[Collected data entries]
———

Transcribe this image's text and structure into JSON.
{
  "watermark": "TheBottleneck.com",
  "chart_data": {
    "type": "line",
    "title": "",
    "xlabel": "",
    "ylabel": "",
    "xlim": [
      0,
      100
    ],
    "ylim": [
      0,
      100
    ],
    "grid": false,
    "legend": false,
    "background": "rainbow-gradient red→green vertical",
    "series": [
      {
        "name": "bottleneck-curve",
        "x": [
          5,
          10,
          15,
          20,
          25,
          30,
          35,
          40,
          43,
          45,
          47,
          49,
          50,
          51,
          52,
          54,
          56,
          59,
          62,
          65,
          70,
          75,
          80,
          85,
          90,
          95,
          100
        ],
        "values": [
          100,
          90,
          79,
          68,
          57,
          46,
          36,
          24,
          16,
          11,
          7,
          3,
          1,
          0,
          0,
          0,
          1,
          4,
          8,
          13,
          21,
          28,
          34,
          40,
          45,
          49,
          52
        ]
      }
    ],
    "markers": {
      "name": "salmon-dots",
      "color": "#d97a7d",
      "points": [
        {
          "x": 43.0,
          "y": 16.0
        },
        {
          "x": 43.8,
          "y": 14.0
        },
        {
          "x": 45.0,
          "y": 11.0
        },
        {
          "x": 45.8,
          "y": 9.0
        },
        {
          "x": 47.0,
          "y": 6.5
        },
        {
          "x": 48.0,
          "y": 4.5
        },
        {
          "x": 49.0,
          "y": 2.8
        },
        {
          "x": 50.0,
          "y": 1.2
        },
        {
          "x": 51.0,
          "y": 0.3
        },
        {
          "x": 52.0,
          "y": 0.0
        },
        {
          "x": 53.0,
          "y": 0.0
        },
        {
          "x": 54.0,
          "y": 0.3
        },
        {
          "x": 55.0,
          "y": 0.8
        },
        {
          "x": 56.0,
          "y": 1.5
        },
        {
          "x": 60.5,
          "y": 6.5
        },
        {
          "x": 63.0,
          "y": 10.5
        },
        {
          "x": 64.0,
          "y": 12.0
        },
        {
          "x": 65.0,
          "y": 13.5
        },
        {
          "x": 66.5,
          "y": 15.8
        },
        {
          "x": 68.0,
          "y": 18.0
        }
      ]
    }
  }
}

———

Repeat every record, exactly as written.

Transcribe this image's text and structure into JSON.
{
  "watermark": "TheBottleneck.com",
  "chart_data": {
    "type": "line",
    "title": "",
    "xlabel": "",
    "ylabel": "",
    "xlim": [
      0,
      100
    ],
    "ylim": [
      0,
      100
    ],
    "grid": false,
    "legend": false,
    "background": "rainbow-gradient red→green vertical",
    "series": [
      {
        "name": "bottleneck-curve",
        "x": [
          5,
          10,
          15,
          20,
          25,
          30,
          35,
          40,
          43,
          45,
          47,
          49,
          50,
          51,
          52,
          54,
          56,
          59,
          62,
          65,
          70,
          75,
          80,
          85,
          90,
          95,
          100
        ],
        "values": [
          100,
          90,
          79,
          68,
          57,
          46,
          36,
          24,
          16,
          11,
          7,
          3,
          1,
          0,
          0,
          0,
          1,
          4,
          8,
          13,
          21,
          28,
          34,
          40,
          45,
          49,
          52
        ]
      }
    ],
    "markers": {
      "name": "salmon-dots",
      "color": "#d97a7d",
      "points": [
        {
          "x": 43.0,
          "y": 16.0
        },
        {
          "x": 43.8,
          "y": 14.0
        },
        {
          "x": 45.0,
          "y": 11.0
        },
        {
          "x": 45.8,
          "y": 9.0
        },
        {
          "x": 47.0,
          "y": 6.5
        },
        {
          "x": 48.0,
          "y": 4.5
        },
        {
          "x": 49.0,
          "y": 2.8
        },
        {
          "x": 50.0,
          "y": 1.2
        },
        {
          "x": 51.0,
          "y": 0.3
        },
        {
          "x": 52.0,
          "y": 0.0
        },
        {
          "x": 53.0,
          "y": 0.0
        },
        {
          "x": 54.0,
          "y": 0.3
        },
        {
          "x": 55.0,
          "y": 0.8
        },
        {
          "x": 56.0,
          "y": 1.5
        },
        {
          "x": 60.5,
          "y": 6.5
        },
        {
          "x": 63.0,
          "y": 10.5
        },
        {
          "x": 64.0,
          "y": 12.0
        },
        {
          "x": 65.0,
          "y": 13.5
        },
        {
          "x": 66.5,
          "y": 15.8
        },
        {
          "x": 68.0,
          "y": 18.0
        }
      ]
    }
  }
}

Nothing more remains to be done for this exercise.